## Exercise directions
An exact copy of all the data is required, with pictures left out.

━━━━

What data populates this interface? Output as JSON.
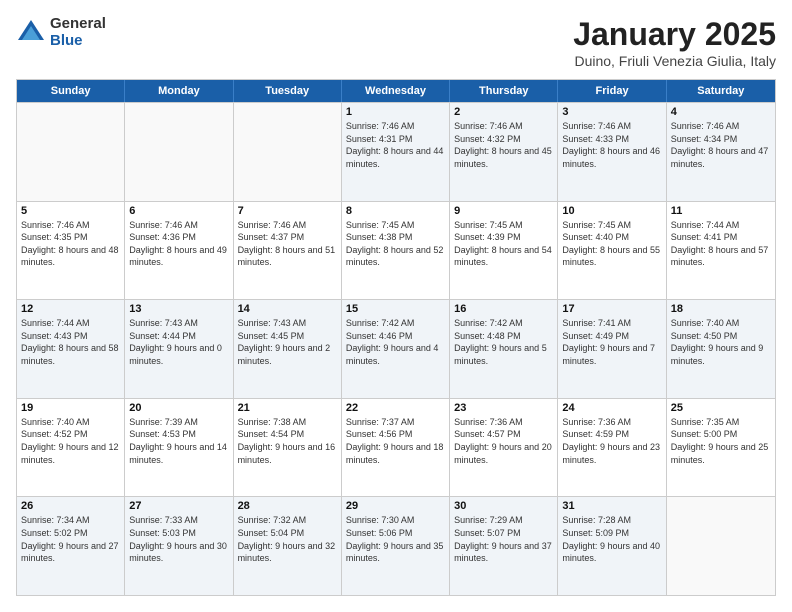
{
  "logo": {
    "general": "General",
    "blue": "Blue"
  },
  "header": {
    "title": "January 2025",
    "subtitle": "Duino, Friuli Venezia Giulia, Italy"
  },
  "days": [
    "Sunday",
    "Monday",
    "Tuesday",
    "Wednesday",
    "Thursday",
    "Friday",
    "Saturday"
  ],
  "weeks": [
    [
      {
        "day": "",
        "empty": true
      },
      {
        "day": "",
        "empty": true
      },
      {
        "day": "",
        "empty": true
      },
      {
        "day": "1",
        "sunrise": "7:46 AM",
        "sunset": "4:31 PM",
        "daylight": "8 hours and 44 minutes."
      },
      {
        "day": "2",
        "sunrise": "7:46 AM",
        "sunset": "4:32 PM",
        "daylight": "8 hours and 45 minutes."
      },
      {
        "day": "3",
        "sunrise": "7:46 AM",
        "sunset": "4:33 PM",
        "daylight": "8 hours and 46 minutes."
      },
      {
        "day": "4",
        "sunrise": "7:46 AM",
        "sunset": "4:34 PM",
        "daylight": "8 hours and 47 minutes."
      }
    ],
    [
      {
        "day": "5",
        "sunrise": "7:46 AM",
        "sunset": "4:35 PM",
        "daylight": "8 hours and 48 minutes."
      },
      {
        "day": "6",
        "sunrise": "7:46 AM",
        "sunset": "4:36 PM",
        "daylight": "8 hours and 49 minutes."
      },
      {
        "day": "7",
        "sunrise": "7:46 AM",
        "sunset": "4:37 PM",
        "daylight": "8 hours and 51 minutes."
      },
      {
        "day": "8",
        "sunrise": "7:45 AM",
        "sunset": "4:38 PM",
        "daylight": "8 hours and 52 minutes."
      },
      {
        "day": "9",
        "sunrise": "7:45 AM",
        "sunset": "4:39 PM",
        "daylight": "8 hours and 54 minutes."
      },
      {
        "day": "10",
        "sunrise": "7:45 AM",
        "sunset": "4:40 PM",
        "daylight": "8 hours and 55 minutes."
      },
      {
        "day": "11",
        "sunrise": "7:44 AM",
        "sunset": "4:41 PM",
        "daylight": "8 hours and 57 minutes."
      }
    ],
    [
      {
        "day": "12",
        "sunrise": "7:44 AM",
        "sunset": "4:43 PM",
        "daylight": "8 hours and 58 minutes."
      },
      {
        "day": "13",
        "sunrise": "7:43 AM",
        "sunset": "4:44 PM",
        "daylight": "9 hours and 0 minutes."
      },
      {
        "day": "14",
        "sunrise": "7:43 AM",
        "sunset": "4:45 PM",
        "daylight": "9 hours and 2 minutes."
      },
      {
        "day": "15",
        "sunrise": "7:42 AM",
        "sunset": "4:46 PM",
        "daylight": "9 hours and 4 minutes."
      },
      {
        "day": "16",
        "sunrise": "7:42 AM",
        "sunset": "4:48 PM",
        "daylight": "9 hours and 5 minutes."
      },
      {
        "day": "17",
        "sunrise": "7:41 AM",
        "sunset": "4:49 PM",
        "daylight": "9 hours and 7 minutes."
      },
      {
        "day": "18",
        "sunrise": "7:40 AM",
        "sunset": "4:50 PM",
        "daylight": "9 hours and 9 minutes."
      }
    ],
    [
      {
        "day": "19",
        "sunrise": "7:40 AM",
        "sunset": "4:52 PM",
        "daylight": "9 hours and 12 minutes."
      },
      {
        "day": "20",
        "sunrise": "7:39 AM",
        "sunset": "4:53 PM",
        "daylight": "9 hours and 14 minutes."
      },
      {
        "day": "21",
        "sunrise": "7:38 AM",
        "sunset": "4:54 PM",
        "daylight": "9 hours and 16 minutes."
      },
      {
        "day": "22",
        "sunrise": "7:37 AM",
        "sunset": "4:56 PM",
        "daylight": "9 hours and 18 minutes."
      },
      {
        "day": "23",
        "sunrise": "7:36 AM",
        "sunset": "4:57 PM",
        "daylight": "9 hours and 20 minutes."
      },
      {
        "day": "24",
        "sunrise": "7:36 AM",
        "sunset": "4:59 PM",
        "daylight": "9 hours and 23 minutes."
      },
      {
        "day": "25",
        "sunrise": "7:35 AM",
        "sunset": "5:00 PM",
        "daylight": "9 hours and 25 minutes."
      }
    ],
    [
      {
        "day": "26",
        "sunrise": "7:34 AM",
        "sunset": "5:02 PM",
        "daylight": "9 hours and 27 minutes."
      },
      {
        "day": "27",
        "sunrise": "7:33 AM",
        "sunset": "5:03 PM",
        "daylight": "9 hours and 30 minutes."
      },
      {
        "day": "28",
        "sunrise": "7:32 AM",
        "sunset": "5:04 PM",
        "daylight": "9 hours and 32 minutes."
      },
      {
        "day": "29",
        "sunrise": "7:30 AM",
        "sunset": "5:06 PM",
        "daylight": "9 hours and 35 minutes."
      },
      {
        "day": "30",
        "sunrise": "7:29 AM",
        "sunset": "5:07 PM",
        "daylight": "9 hours and 37 minutes."
      },
      {
        "day": "31",
        "sunrise": "7:28 AM",
        "sunset": "5:09 PM",
        "daylight": "9 hours and 40 minutes."
      },
      {
        "day": "",
        "empty": true
      }
    ]
  ]
}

━━━━

## Full output
What data populates this interface? Output as JSON.
{
  "logo": {
    "general": "General",
    "blue": "Blue"
  },
  "header": {
    "title": "January 2025",
    "subtitle": "Duino, Friuli Venezia Giulia, Italy"
  },
  "days": [
    "Sunday",
    "Monday",
    "Tuesday",
    "Wednesday",
    "Thursday",
    "Friday",
    "Saturday"
  ],
  "weeks": [
    [
      {
        "day": "",
        "empty": true
      },
      {
        "day": "",
        "empty": true
      },
      {
        "day": "",
        "empty": true
      },
      {
        "day": "1",
        "sunrise": "7:46 AM",
        "sunset": "4:31 PM",
        "daylight": "8 hours and 44 minutes."
      },
      {
        "day": "2",
        "sunrise": "7:46 AM",
        "sunset": "4:32 PM",
        "daylight": "8 hours and 45 minutes."
      },
      {
        "day": "3",
        "sunrise": "7:46 AM",
        "sunset": "4:33 PM",
        "daylight": "8 hours and 46 minutes."
      },
      {
        "day": "4",
        "sunrise": "7:46 AM",
        "sunset": "4:34 PM",
        "daylight": "8 hours and 47 minutes."
      }
    ],
    [
      {
        "day": "5",
        "sunrise": "7:46 AM",
        "sunset": "4:35 PM",
        "daylight": "8 hours and 48 minutes."
      },
      {
        "day": "6",
        "sunrise": "7:46 AM",
        "sunset": "4:36 PM",
        "daylight": "8 hours and 49 minutes."
      },
      {
        "day": "7",
        "sunrise": "7:46 AM",
        "sunset": "4:37 PM",
        "daylight": "8 hours and 51 minutes."
      },
      {
        "day": "8",
        "sunrise": "7:45 AM",
        "sunset": "4:38 PM",
        "daylight": "8 hours and 52 minutes."
      },
      {
        "day": "9",
        "sunrise": "7:45 AM",
        "sunset": "4:39 PM",
        "daylight": "8 hours and 54 minutes."
      },
      {
        "day": "10",
        "sunrise": "7:45 AM",
        "sunset": "4:40 PM",
        "daylight": "8 hours and 55 minutes."
      },
      {
        "day": "11",
        "sunrise": "7:44 AM",
        "sunset": "4:41 PM",
        "daylight": "8 hours and 57 minutes."
      }
    ],
    [
      {
        "day": "12",
        "sunrise": "7:44 AM",
        "sunset": "4:43 PM",
        "daylight": "8 hours and 58 minutes."
      },
      {
        "day": "13",
        "sunrise": "7:43 AM",
        "sunset": "4:44 PM",
        "daylight": "9 hours and 0 minutes."
      },
      {
        "day": "14",
        "sunrise": "7:43 AM",
        "sunset": "4:45 PM",
        "daylight": "9 hours and 2 minutes."
      },
      {
        "day": "15",
        "sunrise": "7:42 AM",
        "sunset": "4:46 PM",
        "daylight": "9 hours and 4 minutes."
      },
      {
        "day": "16",
        "sunrise": "7:42 AM",
        "sunset": "4:48 PM",
        "daylight": "9 hours and 5 minutes."
      },
      {
        "day": "17",
        "sunrise": "7:41 AM",
        "sunset": "4:49 PM",
        "daylight": "9 hours and 7 minutes."
      },
      {
        "day": "18",
        "sunrise": "7:40 AM",
        "sunset": "4:50 PM",
        "daylight": "9 hours and 9 minutes."
      }
    ],
    [
      {
        "day": "19",
        "sunrise": "7:40 AM",
        "sunset": "4:52 PM",
        "daylight": "9 hours and 12 minutes."
      },
      {
        "day": "20",
        "sunrise": "7:39 AM",
        "sunset": "4:53 PM",
        "daylight": "9 hours and 14 minutes."
      },
      {
        "day": "21",
        "sunrise": "7:38 AM",
        "sunset": "4:54 PM",
        "daylight": "9 hours and 16 minutes."
      },
      {
        "day": "22",
        "sunrise": "7:37 AM",
        "sunset": "4:56 PM",
        "daylight": "9 hours and 18 minutes."
      },
      {
        "day": "23",
        "sunrise": "7:36 AM",
        "sunset": "4:57 PM",
        "daylight": "9 hours and 20 minutes."
      },
      {
        "day": "24",
        "sunrise": "7:36 AM",
        "sunset": "4:59 PM",
        "daylight": "9 hours and 23 minutes."
      },
      {
        "day": "25",
        "sunrise": "7:35 AM",
        "sunset": "5:00 PM",
        "daylight": "9 hours and 25 minutes."
      }
    ],
    [
      {
        "day": "26",
        "sunrise": "7:34 AM",
        "sunset": "5:02 PM",
        "daylight": "9 hours and 27 minutes."
      },
      {
        "day": "27",
        "sunrise": "7:33 AM",
        "sunset": "5:03 PM",
        "daylight": "9 hours and 30 minutes."
      },
      {
        "day": "28",
        "sunrise": "7:32 AM",
        "sunset": "5:04 PM",
        "daylight": "9 hours and 32 minutes."
      },
      {
        "day": "29",
        "sunrise": "7:30 AM",
        "sunset": "5:06 PM",
        "daylight": "9 hours and 35 minutes."
      },
      {
        "day": "30",
        "sunrise": "7:29 AM",
        "sunset": "5:07 PM",
        "daylight": "9 hours and 37 minutes."
      },
      {
        "day": "31",
        "sunrise": "7:28 AM",
        "sunset": "5:09 PM",
        "daylight": "9 hours and 40 minutes."
      },
      {
        "day": "",
        "empty": true
      }
    ]
  ]
}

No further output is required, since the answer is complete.